▶ **WORK INSTRUCTIONS**
Copy each line below exactly and leave the pictures out.

[Excerpts from a figure dataset]
━━━━━━━━

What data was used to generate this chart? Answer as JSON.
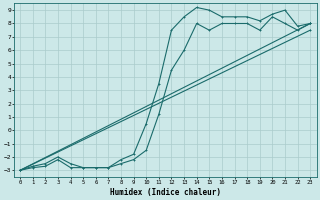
{
  "xlabel": "Humidex (Indice chaleur)",
  "bg_color": "#cce8e8",
  "grid_color": "#aacccc",
  "line_color": "#1a6b6b",
  "xlim": [
    -0.5,
    23.5
  ],
  "ylim": [
    -3.5,
    9.5
  ],
  "xticks": [
    0,
    1,
    2,
    3,
    4,
    5,
    6,
    7,
    8,
    9,
    10,
    11,
    12,
    13,
    14,
    15,
    16,
    17,
    18,
    19,
    20,
    21,
    22,
    23
  ],
  "yticks": [
    -3,
    -2,
    -1,
    0,
    1,
    2,
    3,
    4,
    5,
    6,
    7,
    8,
    9
  ],
  "line1_x": [
    0,
    1,
    2,
    3,
    4,
    5,
    6,
    7,
    8,
    9,
    10,
    11,
    12,
    13,
    14,
    15,
    16,
    17,
    18,
    19,
    20,
    21,
    22,
    23
  ],
  "line1_y": [
    -3,
    -2.7,
    -2.5,
    -2,
    -2.5,
    -2.8,
    -2.8,
    -2.8,
    -2.2,
    -1.8,
    0.5,
    3.5,
    7.5,
    8.5,
    9.2,
    9,
    8.5,
    8.5,
    8.5,
    8.2,
    8.7,
    9,
    7.8,
    8
  ],
  "line2_x": [
    0,
    1,
    2,
    3,
    4,
    5,
    6,
    7,
    8,
    9,
    10,
    11,
    12,
    13,
    14,
    15,
    16,
    17,
    18,
    19,
    20,
    21,
    22,
    23
  ],
  "line2_y": [
    -3,
    -2.8,
    -2.7,
    -2.2,
    -2.8,
    -2.8,
    -2.8,
    -2.8,
    -2.5,
    -2.2,
    -1.5,
    1.2,
    4.5,
    6,
    8,
    7.5,
    8,
    8,
    8,
    7.5,
    8.5,
    8,
    7.5,
    8
  ],
  "line3_x": [
    0,
    23
  ],
  "line3_y": [
    -3,
    8
  ],
  "line4_x": [
    0,
    23
  ],
  "line4_y": [
    -3,
    7.5
  ]
}
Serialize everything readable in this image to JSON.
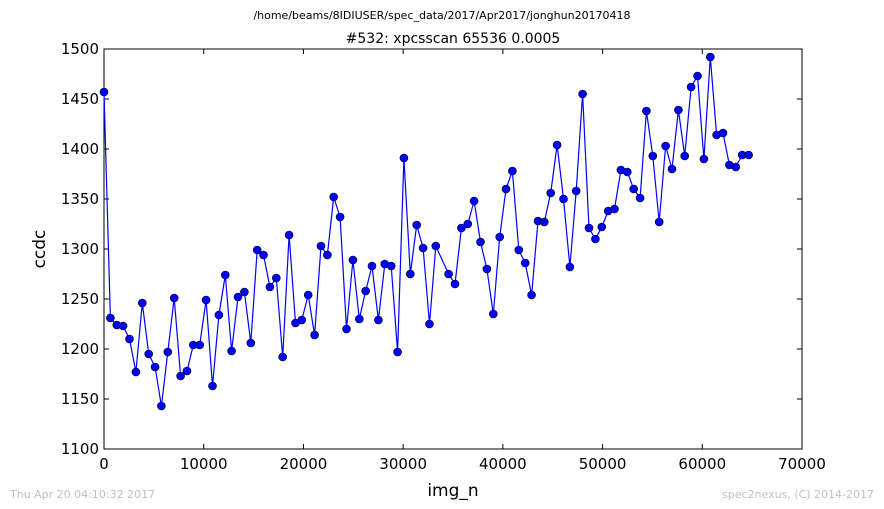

━━━━━━━━

▶ **OUTPUT FOR THIS TASK**
What data was used to generate this chart? Answer as JSON.
{
  "xlabel": "Humidex (Indice chaleur)",
  "bg_color": "#cce8e8",
  "grid_color": "#aacccc",
  "line_color": "#1a6b6b",
  "xlim": [
    -0.5,
    23.5
  ],
  "ylim": [
    -3.5,
    9.5
  ],
  "xticks": [
    0,
    1,
    2,
    3,
    4,
    5,
    6,
    7,
    8,
    9,
    10,
    11,
    12,
    13,
    14,
    15,
    16,
    17,
    18,
    19,
    20,
    21,
    22,
    23
  ],
  "yticks": [
    -3,
    -2,
    -1,
    0,
    1,
    2,
    3,
    4,
    5,
    6,
    7,
    8,
    9
  ],
  "line1_x": [
    0,
    1,
    2,
    3,
    4,
    5,
    6,
    7,
    8,
    9,
    10,
    11,
    12,
    13,
    14,
    15,
    16,
    17,
    18,
    19,
    20,
    21,
    22,
    23
  ],
  "line1_y": [
    -3,
    -2.7,
    -2.5,
    -2,
    -2.5,
    -2.8,
    -2.8,
    -2.8,
    -2.2,
    -1.8,
    0.5,
    3.5,
    7.5,
    8.5,
    9.2,
    9,
    8.5,
    8.5,
    8.5,
    8.2,
    8.7,
    9,
    7.8,
    8
  ],
  "line2_x": [
    0,
    1,
    2,
    3,
    4,
    5,
    6,
    7,
    8,
    9,
    10,
    11,
    12,
    13,
    14,
    15,
    16,
    17,
    18,
    19,
    20,
    21,
    22,
    23
  ],
  "line2_y": [
    -3,
    -2.8,
    -2.7,
    -2.2,
    -2.8,
    -2.8,
    -2.8,
    -2.8,
    -2.5,
    -2.2,
    -1.5,
    1.2,
    4.5,
    6,
    8,
    7.5,
    8,
    8,
    8,
    7.5,
    8.5,
    8,
    7.5,
    8
  ],
  "line3_x": [
    0,
    23
  ],
  "line3_y": [
    -3,
    8
  ],
  "line4_x": [
    0,
    23
  ],
  "line4_y": [
    -3,
    7.5
  ]
}
Serialize everything readable in this image to JSON.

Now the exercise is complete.